Aim of the task ::
Write the data out again, exactly as given.

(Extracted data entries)
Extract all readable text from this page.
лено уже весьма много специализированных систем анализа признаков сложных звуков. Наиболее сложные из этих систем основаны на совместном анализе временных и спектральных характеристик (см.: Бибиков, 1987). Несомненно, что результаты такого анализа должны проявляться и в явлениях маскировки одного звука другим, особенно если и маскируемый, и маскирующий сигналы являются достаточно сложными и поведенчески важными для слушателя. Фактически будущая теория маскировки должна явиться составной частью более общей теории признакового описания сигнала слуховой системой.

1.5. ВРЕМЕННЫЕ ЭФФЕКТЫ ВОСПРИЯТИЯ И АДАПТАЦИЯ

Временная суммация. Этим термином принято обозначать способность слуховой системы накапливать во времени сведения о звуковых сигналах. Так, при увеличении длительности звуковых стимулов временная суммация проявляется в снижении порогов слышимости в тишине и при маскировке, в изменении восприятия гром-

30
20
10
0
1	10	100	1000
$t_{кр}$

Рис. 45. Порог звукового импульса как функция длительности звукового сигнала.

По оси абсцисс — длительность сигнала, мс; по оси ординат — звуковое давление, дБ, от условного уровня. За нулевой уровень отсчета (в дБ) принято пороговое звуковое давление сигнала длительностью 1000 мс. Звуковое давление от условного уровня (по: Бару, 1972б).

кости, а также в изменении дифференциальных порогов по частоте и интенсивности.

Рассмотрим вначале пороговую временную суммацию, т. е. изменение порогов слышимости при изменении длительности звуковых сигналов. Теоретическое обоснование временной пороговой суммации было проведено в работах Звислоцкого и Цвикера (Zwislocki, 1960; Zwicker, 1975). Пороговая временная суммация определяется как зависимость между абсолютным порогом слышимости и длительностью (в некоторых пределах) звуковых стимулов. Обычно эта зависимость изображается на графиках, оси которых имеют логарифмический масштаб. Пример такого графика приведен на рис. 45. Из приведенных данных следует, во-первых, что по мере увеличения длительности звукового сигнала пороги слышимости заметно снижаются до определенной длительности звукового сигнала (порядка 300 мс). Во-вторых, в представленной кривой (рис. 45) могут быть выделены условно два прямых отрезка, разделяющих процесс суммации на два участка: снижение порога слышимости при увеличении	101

Exercise output ::
Extract all readable text from this page.
лено уже весьма много специализированных систем анализа признаков сложных звуков. Наиболее сложные из этих систем основаны на совместном анализе временных и спектральных характеристик (см.: Бибиков, 1987). Несомненно, что результаты такого анализа должны проявляться и в явлениях маскировки одного звука другим, особенно если и маскируемый, и маскирующий сигналы являются достаточно сложными и поведенчески важными для слушателя. Фактически будущая теория маскировки должна явиться составной частью более общей теории признакового описания сигнала слуховой системой.

1.5. ВРЕМЕННЫЕ ЭФФЕКТЫ ВОСПРИЯТИЯ И АДАПТАЦИЯ

Временная суммация. Этим термином принято обозначать способность слуховой системы накапливать во времени сведения о звуковых сигналах. Так, при увеличении длительности звуковых стимулов временная суммация проявляется в снижении порогов слышимости в тишине и при маскировке, в изменении восприятия гром-

30
20
10
0
1	10	100	1000
$t_{кр}$

Рис. 45. Порог звукового импульса как функция длительности звукового сигнала.

По оси абсцисс — длительность сигнала, мс; по оси ординат — звуковое давление, дБ, от условного уровня. За нулевой уровень отсчета (в дБ) принято пороговое звуковое давление сигнала длительностью 1000 мс. Звуковое давление от условного уровня (по: Бару, 1972б).

кости, а также в изменении дифференциальных порогов по частоте и интенсивности.

Рассмотрим вначале пороговую временную суммацию, т. е. изменение порогов слышимости при изменении длительности звуковых сигналов. Теоретическое обоснование временной пороговой суммации было проведено в работах Звислоцкого и Цвикера (Zwislocki, 1960; Zwicker, 1975). Пороговая временная суммация определяется как зависимость между абсолютным порогом слышимости и длительностью (в некоторых пределах) звуковых стимулов. Обычно эта зависимость изображается на графиках, оси которых имеют логарифмический масштаб. Пример такого графика приведен на рис. 45. Из приведенных данных следует, во-первых, что по мере увеличения длительности звукового сигнала пороги слышимости заметно снижаются до определенной длительности звукового сигнала (порядка 300 мс). Во-вторых, в представленной кривой (рис. 45) могут быть выделены условно два прямых отрезка, разделяющих процесс суммации на два участка: снижение порога слышимости при увеличении	101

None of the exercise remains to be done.